WHAT THE TASK ASKS:
Go through the listing and pick out each line with the word "this" in it.

RECORDS SUPPLIED:
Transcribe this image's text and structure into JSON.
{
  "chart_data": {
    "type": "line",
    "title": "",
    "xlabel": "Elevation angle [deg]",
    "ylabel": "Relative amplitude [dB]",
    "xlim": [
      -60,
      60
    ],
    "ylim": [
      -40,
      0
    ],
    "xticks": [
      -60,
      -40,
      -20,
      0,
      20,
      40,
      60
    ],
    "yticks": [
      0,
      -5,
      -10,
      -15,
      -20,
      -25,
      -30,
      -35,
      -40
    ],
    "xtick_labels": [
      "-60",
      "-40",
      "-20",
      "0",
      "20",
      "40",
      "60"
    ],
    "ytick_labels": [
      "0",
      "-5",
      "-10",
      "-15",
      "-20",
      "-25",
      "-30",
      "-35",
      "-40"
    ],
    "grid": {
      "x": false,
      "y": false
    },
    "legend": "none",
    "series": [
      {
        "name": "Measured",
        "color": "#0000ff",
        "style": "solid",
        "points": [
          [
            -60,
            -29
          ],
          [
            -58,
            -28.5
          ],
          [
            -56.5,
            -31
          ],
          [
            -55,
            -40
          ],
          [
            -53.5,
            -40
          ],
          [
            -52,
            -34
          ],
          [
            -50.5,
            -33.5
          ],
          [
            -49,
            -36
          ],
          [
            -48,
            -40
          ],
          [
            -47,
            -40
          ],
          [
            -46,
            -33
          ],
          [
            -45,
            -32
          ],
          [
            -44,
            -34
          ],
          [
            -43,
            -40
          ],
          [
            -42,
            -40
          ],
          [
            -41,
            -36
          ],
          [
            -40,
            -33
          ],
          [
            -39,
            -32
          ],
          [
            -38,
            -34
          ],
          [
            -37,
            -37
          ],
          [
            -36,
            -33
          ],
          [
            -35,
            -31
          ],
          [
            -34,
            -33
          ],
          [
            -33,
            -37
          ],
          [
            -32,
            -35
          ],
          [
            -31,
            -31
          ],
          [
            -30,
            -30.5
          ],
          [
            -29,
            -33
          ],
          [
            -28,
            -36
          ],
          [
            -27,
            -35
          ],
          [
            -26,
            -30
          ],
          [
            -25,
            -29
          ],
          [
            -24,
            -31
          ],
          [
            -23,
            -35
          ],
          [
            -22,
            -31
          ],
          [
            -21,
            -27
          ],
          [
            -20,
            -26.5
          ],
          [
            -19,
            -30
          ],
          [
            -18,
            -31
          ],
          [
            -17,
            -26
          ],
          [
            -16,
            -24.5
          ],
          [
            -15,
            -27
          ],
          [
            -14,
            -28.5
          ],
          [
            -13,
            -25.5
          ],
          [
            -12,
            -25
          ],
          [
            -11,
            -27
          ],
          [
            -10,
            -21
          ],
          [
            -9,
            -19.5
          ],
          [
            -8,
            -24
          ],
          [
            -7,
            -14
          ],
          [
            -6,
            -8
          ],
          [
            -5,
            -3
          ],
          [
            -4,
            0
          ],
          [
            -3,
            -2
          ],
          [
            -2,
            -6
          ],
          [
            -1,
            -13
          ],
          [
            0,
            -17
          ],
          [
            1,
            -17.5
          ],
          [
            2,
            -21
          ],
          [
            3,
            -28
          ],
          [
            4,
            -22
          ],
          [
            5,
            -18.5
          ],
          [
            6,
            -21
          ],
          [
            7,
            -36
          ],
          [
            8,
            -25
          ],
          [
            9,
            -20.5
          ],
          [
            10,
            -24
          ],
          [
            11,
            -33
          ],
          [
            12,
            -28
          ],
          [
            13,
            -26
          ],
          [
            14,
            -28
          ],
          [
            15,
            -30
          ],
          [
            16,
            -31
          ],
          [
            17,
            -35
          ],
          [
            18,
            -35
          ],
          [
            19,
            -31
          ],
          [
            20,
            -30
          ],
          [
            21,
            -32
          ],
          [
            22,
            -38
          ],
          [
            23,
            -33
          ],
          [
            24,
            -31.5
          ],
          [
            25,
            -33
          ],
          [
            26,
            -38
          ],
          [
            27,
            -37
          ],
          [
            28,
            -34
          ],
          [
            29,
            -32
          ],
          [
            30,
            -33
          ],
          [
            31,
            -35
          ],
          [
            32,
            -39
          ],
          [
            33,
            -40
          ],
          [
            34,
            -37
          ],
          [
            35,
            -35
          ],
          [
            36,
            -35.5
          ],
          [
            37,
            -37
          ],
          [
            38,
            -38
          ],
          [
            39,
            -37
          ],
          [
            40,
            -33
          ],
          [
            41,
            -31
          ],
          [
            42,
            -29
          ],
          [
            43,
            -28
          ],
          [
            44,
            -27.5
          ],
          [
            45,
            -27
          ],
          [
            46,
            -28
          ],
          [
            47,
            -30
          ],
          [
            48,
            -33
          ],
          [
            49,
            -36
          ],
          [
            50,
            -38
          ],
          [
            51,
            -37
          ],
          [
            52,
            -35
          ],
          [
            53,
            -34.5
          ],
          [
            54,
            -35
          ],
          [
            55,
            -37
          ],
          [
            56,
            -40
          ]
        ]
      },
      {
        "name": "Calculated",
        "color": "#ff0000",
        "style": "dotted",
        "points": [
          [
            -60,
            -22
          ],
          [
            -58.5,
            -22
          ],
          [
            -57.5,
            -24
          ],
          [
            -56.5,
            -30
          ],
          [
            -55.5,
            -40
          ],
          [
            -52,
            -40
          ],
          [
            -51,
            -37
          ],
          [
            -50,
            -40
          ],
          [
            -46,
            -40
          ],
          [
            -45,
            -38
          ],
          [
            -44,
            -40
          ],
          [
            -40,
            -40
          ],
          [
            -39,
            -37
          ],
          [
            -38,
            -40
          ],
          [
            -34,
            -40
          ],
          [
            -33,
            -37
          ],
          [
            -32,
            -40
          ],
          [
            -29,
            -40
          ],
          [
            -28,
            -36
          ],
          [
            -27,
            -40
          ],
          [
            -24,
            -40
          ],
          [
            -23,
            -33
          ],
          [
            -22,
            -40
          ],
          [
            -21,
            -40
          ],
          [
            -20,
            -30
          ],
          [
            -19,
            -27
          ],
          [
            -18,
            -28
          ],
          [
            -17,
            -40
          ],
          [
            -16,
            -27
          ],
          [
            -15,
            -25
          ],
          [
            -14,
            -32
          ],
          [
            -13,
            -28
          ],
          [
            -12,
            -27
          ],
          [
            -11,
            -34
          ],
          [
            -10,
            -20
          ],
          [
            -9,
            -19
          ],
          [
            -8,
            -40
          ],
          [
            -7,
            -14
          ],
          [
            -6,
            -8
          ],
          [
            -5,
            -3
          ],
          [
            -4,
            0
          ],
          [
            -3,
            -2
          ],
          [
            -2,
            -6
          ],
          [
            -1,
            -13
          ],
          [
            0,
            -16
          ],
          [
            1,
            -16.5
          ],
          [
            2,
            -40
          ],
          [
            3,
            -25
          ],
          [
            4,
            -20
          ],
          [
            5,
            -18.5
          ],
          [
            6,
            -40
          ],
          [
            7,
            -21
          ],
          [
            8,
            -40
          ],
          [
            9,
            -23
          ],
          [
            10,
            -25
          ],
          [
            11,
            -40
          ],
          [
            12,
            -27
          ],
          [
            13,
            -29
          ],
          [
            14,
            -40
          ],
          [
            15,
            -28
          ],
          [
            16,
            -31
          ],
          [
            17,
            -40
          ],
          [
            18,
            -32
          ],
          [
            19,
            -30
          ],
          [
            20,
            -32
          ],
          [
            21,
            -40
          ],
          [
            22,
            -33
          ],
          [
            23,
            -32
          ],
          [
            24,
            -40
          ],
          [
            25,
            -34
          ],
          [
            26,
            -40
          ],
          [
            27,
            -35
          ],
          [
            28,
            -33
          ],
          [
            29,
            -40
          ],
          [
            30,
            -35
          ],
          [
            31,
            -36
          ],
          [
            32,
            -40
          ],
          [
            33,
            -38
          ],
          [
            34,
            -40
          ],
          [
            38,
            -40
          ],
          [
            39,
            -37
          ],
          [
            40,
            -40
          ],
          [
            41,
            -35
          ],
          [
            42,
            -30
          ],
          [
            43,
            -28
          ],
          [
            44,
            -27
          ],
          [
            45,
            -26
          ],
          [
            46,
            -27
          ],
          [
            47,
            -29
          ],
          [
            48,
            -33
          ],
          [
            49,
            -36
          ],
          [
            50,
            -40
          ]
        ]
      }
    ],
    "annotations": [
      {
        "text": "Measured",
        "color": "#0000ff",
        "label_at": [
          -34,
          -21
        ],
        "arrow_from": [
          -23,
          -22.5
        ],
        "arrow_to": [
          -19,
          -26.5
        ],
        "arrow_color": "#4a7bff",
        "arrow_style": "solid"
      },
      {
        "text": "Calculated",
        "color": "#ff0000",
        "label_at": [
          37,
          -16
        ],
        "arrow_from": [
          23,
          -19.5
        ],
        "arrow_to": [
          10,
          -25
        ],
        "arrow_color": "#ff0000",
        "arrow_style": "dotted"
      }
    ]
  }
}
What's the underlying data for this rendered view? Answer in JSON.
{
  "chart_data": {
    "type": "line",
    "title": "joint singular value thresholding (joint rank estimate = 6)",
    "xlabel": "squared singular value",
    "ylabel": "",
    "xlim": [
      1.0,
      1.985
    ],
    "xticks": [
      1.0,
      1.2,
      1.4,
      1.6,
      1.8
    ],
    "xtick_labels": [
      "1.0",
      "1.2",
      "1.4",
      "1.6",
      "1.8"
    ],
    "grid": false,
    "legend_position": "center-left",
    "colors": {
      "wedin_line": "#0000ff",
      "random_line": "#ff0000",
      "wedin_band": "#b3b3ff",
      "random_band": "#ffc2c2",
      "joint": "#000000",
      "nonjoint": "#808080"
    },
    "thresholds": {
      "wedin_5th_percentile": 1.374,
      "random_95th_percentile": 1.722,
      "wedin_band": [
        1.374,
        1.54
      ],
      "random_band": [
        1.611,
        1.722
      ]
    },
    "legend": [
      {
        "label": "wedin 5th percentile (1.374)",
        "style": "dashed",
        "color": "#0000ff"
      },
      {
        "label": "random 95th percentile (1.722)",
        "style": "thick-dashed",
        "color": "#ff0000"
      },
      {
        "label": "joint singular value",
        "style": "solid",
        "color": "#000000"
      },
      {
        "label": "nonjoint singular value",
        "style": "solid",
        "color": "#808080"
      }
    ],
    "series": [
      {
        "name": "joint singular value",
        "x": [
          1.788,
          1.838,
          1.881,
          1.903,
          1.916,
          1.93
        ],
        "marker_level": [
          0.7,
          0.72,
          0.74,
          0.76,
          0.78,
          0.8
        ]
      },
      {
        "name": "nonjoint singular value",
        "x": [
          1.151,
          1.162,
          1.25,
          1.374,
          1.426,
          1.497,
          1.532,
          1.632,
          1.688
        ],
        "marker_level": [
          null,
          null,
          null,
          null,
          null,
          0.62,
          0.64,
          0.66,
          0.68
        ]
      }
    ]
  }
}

WRITTEN RESPONSE:
Transcribe this image's text and structure into JSON.
What's the underlying data for this rendered view? Answer in JSON.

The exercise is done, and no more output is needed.